While Franco himself was fairly dismissive of the film (as can be seen on the interview with him included here), The Demons is one of his most impressively lush looking films – very much in keeping with the late Sixties efforts like The Bloody Judge and Justine. Always a filmmaker who knew how to stretch a low budget, here he creates a genuinely sumptuous looking film from limited resources. The costumes and sets certainly look as though they belong in a costlier film, and his eye for locations pays off here (like many of his films, this was shot in Portugal). And while the emphasis of the film is clearly on sex and horror, Franco still manages to find room to explore interesting ideas that tie in with his own filmic fixations. The hypocrisy of religious leaders and followers is a major theme here – it’s clear that neither the corrupt Jeffries nor the smug Lady De Winter actually believes any of their victims to be actual witches, and express surprise when that turns out to be the case – instead, they are consolidating their own positions, fulfilling their own desires (Lady De Winter wants to use the girls to fulfil her own sexual needs, while Jeffries is motivated by both power and lust) and treating the lower orders as little more than puppets in their own little games. There’s a lot of class power at play here, and the film has a subplot about the coming invasion of England by William of Orange that will sweep out the old guard who are clinging desperately on to their own power.
It’s interesting that in this film, the witches are not just actual witches, but also possess genuine supernatural power. They are not innocent of the accusations and have the power to destroy their enemies (in crude but effective moments, Margaret’s kiss reduces several characters to skeletons), yet you get the idea that Franco still doesn’t see them as evil – they are certainly not the villain of the piece.

*Given task 1*
Based on the review of The Demons, say yes or no to each statement below and quote the words that settle it: (a) the film was shot in Portugal; (b) Jeffries and Lady De Winter truly believe their victims are witches; (c) Franco presents the witches as the villain of the film.
*Given task 2*
Reproduce word for word the part of the review of The Demons that begins at the words "It’s interesting that" and ends after the words "of the piece.".

*Supplied data*
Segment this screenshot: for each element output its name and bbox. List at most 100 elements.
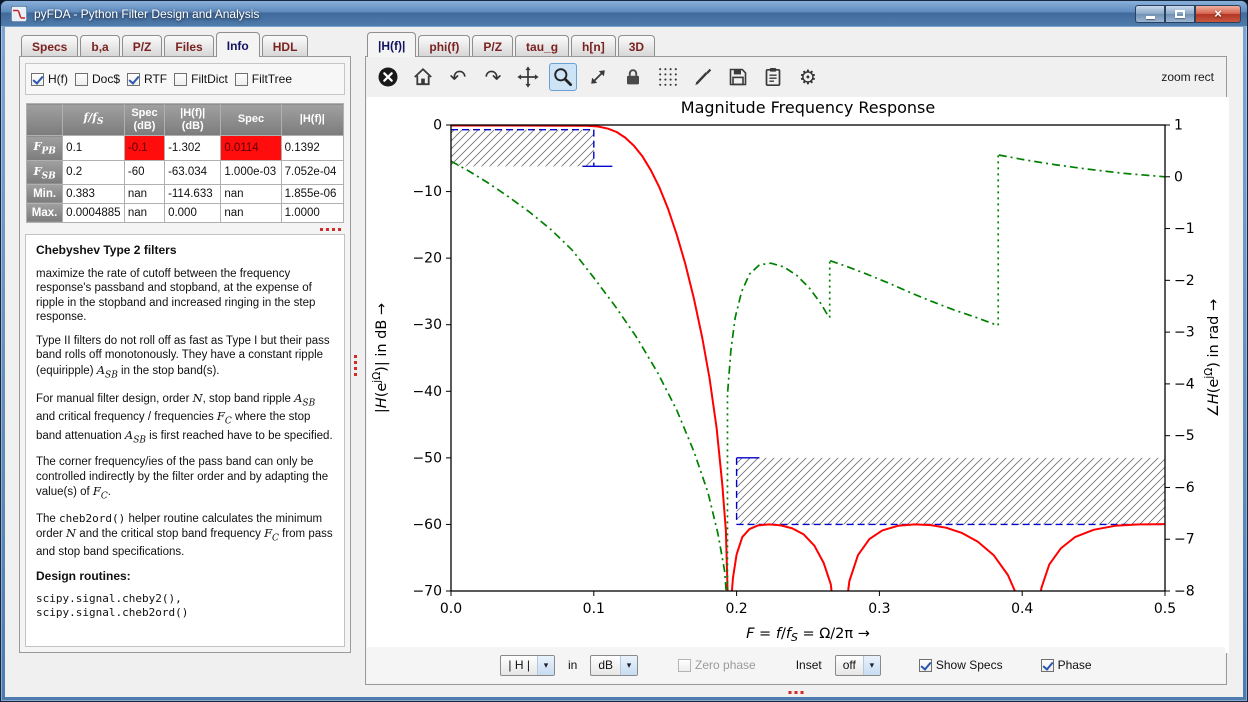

*Complete response 1*
(a) Yes: "(like many of his films, this was shot in Portugal)"
(b) No: "it’s clear that neither the corrupt Jeffries nor the smug Lady De Winter actually believes any of their victims to be actual witches"
(c) No: "they are certainly not the villain of the piece"

*Complete response 2*
It’s interesting that in this film, the witches are not just actual witches, but also possess genuine supernatural power. They are not innocent of the accusations and have the power to destroy their enemies (in crude but effective moments, Margaret’s kiss reduces several characters to skeletons), yet you get the idea that Franco still doesn’t see them as evil – they are certainly not the villain of the piece.